__WHAT YOU SHOULD DO__
Say the number of lines containing the string "начнется", and say nothing else.

__Lines of data__

+---+

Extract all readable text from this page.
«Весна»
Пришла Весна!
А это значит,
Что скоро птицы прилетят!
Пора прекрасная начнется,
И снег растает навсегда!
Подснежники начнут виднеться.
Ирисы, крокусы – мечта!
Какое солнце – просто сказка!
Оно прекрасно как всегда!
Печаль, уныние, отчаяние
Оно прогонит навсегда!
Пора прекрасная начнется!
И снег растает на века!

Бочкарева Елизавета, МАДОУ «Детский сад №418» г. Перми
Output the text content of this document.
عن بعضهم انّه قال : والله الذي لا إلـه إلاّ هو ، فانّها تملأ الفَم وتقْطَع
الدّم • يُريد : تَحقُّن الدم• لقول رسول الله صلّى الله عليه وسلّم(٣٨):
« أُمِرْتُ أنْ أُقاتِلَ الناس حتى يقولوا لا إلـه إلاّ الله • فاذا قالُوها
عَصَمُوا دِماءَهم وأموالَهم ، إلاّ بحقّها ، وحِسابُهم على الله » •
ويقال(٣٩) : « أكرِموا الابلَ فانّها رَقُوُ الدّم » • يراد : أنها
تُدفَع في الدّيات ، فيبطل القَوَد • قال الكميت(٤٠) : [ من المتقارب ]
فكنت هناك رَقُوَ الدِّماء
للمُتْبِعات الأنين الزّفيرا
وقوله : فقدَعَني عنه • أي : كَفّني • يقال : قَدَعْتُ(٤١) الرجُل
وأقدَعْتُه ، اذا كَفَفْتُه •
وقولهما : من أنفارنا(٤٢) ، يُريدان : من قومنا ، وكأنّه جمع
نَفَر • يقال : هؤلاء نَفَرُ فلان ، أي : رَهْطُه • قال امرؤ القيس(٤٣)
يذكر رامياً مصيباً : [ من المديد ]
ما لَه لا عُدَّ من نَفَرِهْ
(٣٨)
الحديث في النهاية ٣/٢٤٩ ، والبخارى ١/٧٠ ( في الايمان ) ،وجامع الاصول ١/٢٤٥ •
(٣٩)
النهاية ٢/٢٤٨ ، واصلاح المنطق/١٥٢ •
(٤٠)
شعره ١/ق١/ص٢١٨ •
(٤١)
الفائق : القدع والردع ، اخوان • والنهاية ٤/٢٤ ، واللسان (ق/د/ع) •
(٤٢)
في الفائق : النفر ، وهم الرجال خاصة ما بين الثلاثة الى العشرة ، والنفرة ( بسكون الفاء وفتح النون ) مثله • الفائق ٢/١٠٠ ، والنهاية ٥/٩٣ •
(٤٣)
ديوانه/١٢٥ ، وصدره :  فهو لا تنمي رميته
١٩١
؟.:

+---+

__TASK OUTPUT__
2